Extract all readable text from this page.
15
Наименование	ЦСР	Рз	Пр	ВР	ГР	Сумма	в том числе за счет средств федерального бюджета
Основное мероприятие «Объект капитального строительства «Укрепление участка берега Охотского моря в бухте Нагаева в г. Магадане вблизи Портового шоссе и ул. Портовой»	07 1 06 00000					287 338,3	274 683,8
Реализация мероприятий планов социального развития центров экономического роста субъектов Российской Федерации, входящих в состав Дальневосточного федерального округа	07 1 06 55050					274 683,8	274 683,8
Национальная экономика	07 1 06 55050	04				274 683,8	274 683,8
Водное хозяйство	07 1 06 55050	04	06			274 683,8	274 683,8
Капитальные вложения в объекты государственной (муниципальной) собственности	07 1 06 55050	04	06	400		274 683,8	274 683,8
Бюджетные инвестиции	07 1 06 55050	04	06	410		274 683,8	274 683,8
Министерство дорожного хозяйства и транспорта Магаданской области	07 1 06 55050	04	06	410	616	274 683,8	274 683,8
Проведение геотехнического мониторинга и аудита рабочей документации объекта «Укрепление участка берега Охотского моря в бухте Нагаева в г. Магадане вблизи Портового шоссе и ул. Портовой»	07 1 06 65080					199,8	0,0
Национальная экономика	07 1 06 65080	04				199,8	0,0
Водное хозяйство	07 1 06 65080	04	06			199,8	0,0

******

* _Your instructions_
Repeat each record exactly. Omit nothing.

* _Expected answer_
Extract all readable text from this page.
15
Наименование	ЦСР	Рз	Пр	ВР	ГР	Сумма	в том числе за счет средств федерального бюджета
Основное мероприятие «Объект капитального строительства «Укрепление участка берега Охотского моря в бухте Нагаева в г. Магадане вблизи Портового шоссе и ул. Портовой»	07 1 06 00000					287 338,3	274 683,8
Реализация мероприятий планов социального развития центров экономического роста субъектов Российской Федерации, входящих в состав Дальневосточного федерального округа	07 1 06 55050					274 683,8	274 683,8
Национальная экономика	07 1 06 55050	04				274 683,8	274 683,8
Водное хозяйство	07 1 06 55050	04	06			274 683,8	274 683,8
Капитальные вложения в объекты государственной (муниципальной) собственности	07 1 06 55050	04	06	400		274 683,8	274 683,8
Бюджетные инвестиции	07 1 06 55050	04	06	410		274 683,8	274 683,8
Министерство дорожного хозяйства и транспорта Магаданской области	07 1 06 55050	04	06	410	616	274 683,8	274 683,8
Проведение геотехнического мониторинга и аудита рабочей документации объекта «Укрепление участка берега Охотского моря в бухте Нагаева в г. Магадане вблизи Портового шоссе и ул. Портовой»	07 1 06 65080					199,8	0,0
Национальная экономика	07 1 06 65080	04				199,8	0,0
Водное хозяйство	07 1 06 65080	04	06			199,8	0,0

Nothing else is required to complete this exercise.